> _MATERIALS PROVIDED_:
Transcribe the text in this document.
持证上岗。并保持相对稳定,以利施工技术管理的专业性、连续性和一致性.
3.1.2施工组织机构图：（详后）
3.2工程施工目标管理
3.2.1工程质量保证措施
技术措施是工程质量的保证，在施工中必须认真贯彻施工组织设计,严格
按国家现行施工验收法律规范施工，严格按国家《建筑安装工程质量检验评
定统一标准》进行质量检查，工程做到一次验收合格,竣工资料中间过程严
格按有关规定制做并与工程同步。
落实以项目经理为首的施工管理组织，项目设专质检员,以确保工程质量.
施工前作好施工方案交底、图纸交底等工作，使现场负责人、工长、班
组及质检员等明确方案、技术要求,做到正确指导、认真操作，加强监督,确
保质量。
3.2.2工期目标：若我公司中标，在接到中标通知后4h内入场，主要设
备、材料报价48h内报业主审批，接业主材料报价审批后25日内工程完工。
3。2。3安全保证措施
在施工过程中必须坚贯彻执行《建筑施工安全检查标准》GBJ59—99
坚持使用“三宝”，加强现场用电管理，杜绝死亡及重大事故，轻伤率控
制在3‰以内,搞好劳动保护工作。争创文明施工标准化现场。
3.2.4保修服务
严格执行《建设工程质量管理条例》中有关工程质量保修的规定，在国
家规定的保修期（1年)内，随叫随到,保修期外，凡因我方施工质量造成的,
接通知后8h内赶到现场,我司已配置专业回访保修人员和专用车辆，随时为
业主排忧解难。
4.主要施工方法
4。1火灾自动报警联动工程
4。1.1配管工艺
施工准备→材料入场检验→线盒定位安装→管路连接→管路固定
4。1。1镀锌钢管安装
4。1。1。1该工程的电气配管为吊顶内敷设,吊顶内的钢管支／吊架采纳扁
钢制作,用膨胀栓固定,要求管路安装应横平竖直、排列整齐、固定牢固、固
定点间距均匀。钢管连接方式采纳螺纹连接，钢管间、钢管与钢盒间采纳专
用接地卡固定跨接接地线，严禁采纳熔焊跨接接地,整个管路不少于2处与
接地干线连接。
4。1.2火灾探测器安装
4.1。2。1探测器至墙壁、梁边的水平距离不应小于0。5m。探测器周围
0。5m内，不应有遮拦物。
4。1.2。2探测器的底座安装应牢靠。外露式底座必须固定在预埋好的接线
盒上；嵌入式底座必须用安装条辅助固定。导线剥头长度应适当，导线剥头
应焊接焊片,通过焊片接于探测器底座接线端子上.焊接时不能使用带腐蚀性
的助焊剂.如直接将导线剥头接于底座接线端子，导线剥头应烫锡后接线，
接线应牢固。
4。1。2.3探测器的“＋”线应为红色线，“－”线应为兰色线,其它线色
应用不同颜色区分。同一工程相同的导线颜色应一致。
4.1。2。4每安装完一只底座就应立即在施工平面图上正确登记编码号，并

> _PROBLEM REQUIREMENTS_: Each entry must be reproduced verbatim.

> _CORRECT RESULT_:
Transcribe the text in this document.
持证上岗。并保持相对稳定,以利施工技术管理的专业性、连续性和一致性.
3.1.2施工组织机构图：（详后）
3.2工程施工目标管理
3.2.1工程质量保证措施
技术措施是工程质量的保证，在施工中必须认真贯彻施工组织设计,严格
按国家现行施工验收法律规范施工，严格按国家《建筑安装工程质量检验评
定统一标准》进行质量检查，工程做到一次验收合格,竣工资料中间过程严
格按有关规定制做并与工程同步。
落实以项目经理为首的施工管理组织，项目设专质检员,以确保工程质量.
施工前作好施工方案交底、图纸交底等工作，使现场负责人、工长、班
组及质检员等明确方案、技术要求,做到正确指导、认真操作，加强监督,确
保质量。
3.2.2工期目标：若我公司中标，在接到中标通知后4h内入场，主要设
备、材料报价48h内报业主审批，接业主材料报价审批后25日内工程完工。
3。2。3安全保证措施
在施工过程中必须坚贯彻执行《建筑施工安全检查标准》GBJ59—99
坚持使用“三宝”，加强现场用电管理，杜绝死亡及重大事故，轻伤率控
制在3‰以内,搞好劳动保护工作。争创文明施工标准化现场。
3.2.4保修服务
严格执行《建设工程质量管理条例》中有关工程质量保修的规定，在国
家规定的保修期（1年)内，随叫随到,保修期外，凡因我方施工质量造成的,
接通知后8h内赶到现场,我司已配置专业回访保修人员和专用车辆，随时为
业主排忧解难。
4.主要施工方法
4。1火灾自动报警联动工程
4。1.1配管工艺
施工准备→材料入场检验→线盒定位安装→管路连接→管路固定
4。1。1镀锌钢管安装
4。1。1。1该工程的电气配管为吊顶内敷设,吊顶内的钢管支／吊架采纳扁
钢制作,用膨胀栓固定,要求管路安装应横平竖直、排列整齐、固定牢固、固
定点间距均匀。钢管连接方式采纳螺纹连接，钢管间、钢管与钢盒间采纳专
用接地卡固定跨接接地线，严禁采纳熔焊跨接接地,整个管路不少于2处与
接地干线连接。
4。1.2火灾探测器安装
4.1。2。1探测器至墙壁、梁边的水平距离不应小于0。5m。探测器周围
0。5m内，不应有遮拦物。
4。1.2。2探测器的底座安装应牢靠。外露式底座必须固定在预埋好的接线
盒上；嵌入式底座必须用安装条辅助固定。导线剥头长度应适当，导线剥头
应焊接焊片,通过焊片接于探测器底座接线端子上.焊接时不能使用带腐蚀性
的助焊剂.如直接将导线剥头接于底座接线端子，导线剥头应烫锡后接线，
接线应牢固。
4。1。2.3探测器的“＋”线应为红色线，“－”线应为兰色线,其它线色
应用不同颜色区分。同一工程相同的导线颜色应一致。
4.1。2。4每安装完一只底座就应立即在施工平面图上正确登记编码号，并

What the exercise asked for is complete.